● GOAL: Extract the data verbatim, starting at its first line and ending at the line that contains "name-field-label[interactable]: Nome [1670,566,1723,589]", with both of those lines included.
## BEGIN DATA LISTING
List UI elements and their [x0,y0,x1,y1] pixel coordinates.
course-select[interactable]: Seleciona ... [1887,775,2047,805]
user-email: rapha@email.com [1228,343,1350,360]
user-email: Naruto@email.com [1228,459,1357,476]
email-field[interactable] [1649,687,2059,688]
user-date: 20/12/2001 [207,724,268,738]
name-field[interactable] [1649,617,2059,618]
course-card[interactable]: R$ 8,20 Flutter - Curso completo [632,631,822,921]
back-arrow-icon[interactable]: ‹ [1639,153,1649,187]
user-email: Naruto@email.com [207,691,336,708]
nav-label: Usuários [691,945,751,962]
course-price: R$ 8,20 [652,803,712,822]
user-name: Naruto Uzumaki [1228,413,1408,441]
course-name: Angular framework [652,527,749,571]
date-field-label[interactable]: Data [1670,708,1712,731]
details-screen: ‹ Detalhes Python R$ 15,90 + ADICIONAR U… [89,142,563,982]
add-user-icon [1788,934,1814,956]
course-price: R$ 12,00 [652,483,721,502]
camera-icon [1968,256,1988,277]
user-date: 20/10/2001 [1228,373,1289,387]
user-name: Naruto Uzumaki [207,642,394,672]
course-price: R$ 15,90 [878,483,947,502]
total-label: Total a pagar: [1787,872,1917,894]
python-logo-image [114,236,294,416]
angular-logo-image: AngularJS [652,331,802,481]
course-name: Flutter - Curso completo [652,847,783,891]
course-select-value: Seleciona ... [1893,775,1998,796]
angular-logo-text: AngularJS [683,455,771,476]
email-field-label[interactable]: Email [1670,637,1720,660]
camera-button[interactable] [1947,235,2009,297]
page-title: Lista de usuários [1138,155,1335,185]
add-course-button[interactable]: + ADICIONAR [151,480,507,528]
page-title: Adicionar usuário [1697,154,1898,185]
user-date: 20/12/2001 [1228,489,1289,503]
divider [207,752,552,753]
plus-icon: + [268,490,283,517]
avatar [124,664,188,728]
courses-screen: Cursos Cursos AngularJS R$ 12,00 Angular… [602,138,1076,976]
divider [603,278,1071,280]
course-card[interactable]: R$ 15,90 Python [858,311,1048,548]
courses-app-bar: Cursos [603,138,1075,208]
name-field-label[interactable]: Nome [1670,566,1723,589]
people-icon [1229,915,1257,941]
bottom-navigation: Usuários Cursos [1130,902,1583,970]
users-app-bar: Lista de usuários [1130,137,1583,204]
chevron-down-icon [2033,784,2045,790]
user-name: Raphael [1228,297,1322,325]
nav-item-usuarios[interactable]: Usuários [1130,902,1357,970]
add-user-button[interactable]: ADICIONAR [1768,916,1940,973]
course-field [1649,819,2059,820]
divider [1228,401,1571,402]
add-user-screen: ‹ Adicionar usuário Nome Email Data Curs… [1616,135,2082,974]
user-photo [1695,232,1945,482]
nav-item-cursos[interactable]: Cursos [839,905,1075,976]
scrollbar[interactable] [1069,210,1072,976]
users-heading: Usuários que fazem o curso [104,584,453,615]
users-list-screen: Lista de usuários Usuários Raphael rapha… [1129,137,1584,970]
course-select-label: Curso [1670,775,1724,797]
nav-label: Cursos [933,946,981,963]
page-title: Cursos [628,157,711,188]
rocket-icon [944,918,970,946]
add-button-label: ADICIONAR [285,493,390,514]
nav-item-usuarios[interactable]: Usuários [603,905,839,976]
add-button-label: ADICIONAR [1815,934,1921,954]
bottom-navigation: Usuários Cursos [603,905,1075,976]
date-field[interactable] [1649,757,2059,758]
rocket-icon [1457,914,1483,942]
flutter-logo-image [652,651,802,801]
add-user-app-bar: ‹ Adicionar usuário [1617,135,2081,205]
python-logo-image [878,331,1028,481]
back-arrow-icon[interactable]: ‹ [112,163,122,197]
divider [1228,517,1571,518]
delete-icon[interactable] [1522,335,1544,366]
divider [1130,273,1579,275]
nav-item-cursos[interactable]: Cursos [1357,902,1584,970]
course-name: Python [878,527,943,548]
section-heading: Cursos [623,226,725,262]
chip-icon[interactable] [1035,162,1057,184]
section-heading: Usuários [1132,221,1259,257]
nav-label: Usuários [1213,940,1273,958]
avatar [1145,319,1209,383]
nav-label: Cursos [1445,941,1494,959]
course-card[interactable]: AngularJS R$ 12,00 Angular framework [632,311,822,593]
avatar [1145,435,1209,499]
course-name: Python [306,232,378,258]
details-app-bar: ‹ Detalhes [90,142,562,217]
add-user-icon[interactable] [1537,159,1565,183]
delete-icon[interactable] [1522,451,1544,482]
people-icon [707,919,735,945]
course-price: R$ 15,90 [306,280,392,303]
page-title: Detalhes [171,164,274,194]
## END DATA LISTING
● FINAL RESULT:
List UI elements and their [x0,y0,x1,y1] pixel coordinates.
course-select[interactable]: Seleciona ... [1887,775,2047,805]
user-email: rapha@email.com [1228,343,1350,360]
user-email: Naruto@email.com [1228,459,1357,476]
email-field[interactable] [1649,687,2059,688]
user-date: 20/12/2001 [207,724,268,738]
name-field[interactable] [1649,617,2059,618]
course-card[interactable]: R$ 8,20 Flutter - Curso completo [632,631,822,921]
back-arrow-icon[interactable]: ‹ [1639,153,1649,187]
user-email: Naruto@email.com [207,691,336,708]
nav-label: Usuários [691,945,751,962]
course-price: R$ 8,20 [652,803,712,822]
user-name: Naruto Uzumaki [1228,413,1408,441]
course-name: Angular framework [652,527,749,571]
date-field-label[interactable]: Data [1670,708,1712,731]
details-screen: ‹ Detalhes Python R$ 15,90 + ADICIONAR U… [89,142,563,982]
add-user-icon [1788,934,1814,956]
course-price: R$ 12,00 [652,483,721,502]
camera-icon [1968,256,1988,277]
user-date: 20/10/2001 [1228,373,1289,387]
user-name: Naruto Uzumaki [207,642,394,672]
course-price: R$ 15,90 [878,483,947,502]
total-label: Total a pagar: [1787,872,1917,894]
python-logo-image [114,236,294,416]
angular-logo-image: AngularJS [652,331,802,481]
course-name: Flutter - Curso completo [652,847,783,891]
course-select-value: Seleciona ... [1893,775,1998,796]
angular-logo-text: AngularJS [683,455,771,476]
email-field-label[interactable]: Email [1670,637,1720,660]
camera-button[interactable] [1947,235,2009,297]
page-title: Lista de usuários [1138,155,1335,185]
add-course-button[interactable]: + ADICIONAR [151,480,507,528]
page-title: Adicionar usuário [1697,154,1898,185]
user-date: 20/12/2001 [1228,489,1289,503]
divider [207,752,552,753]
plus-icon: + [268,490,283,517]
avatar [124,664,188,728]
courses-screen: Cursos Cursos AngularJS R$ 12,00 Angular… [602,138,1076,976]
divider [603,278,1071,280]
course-card[interactable]: R$ 15,90 Python [858,311,1048,548]
courses-app-bar: Cursos [603,138,1075,208]
name-field-label[interactable]: Nome [1670,566,1723,589]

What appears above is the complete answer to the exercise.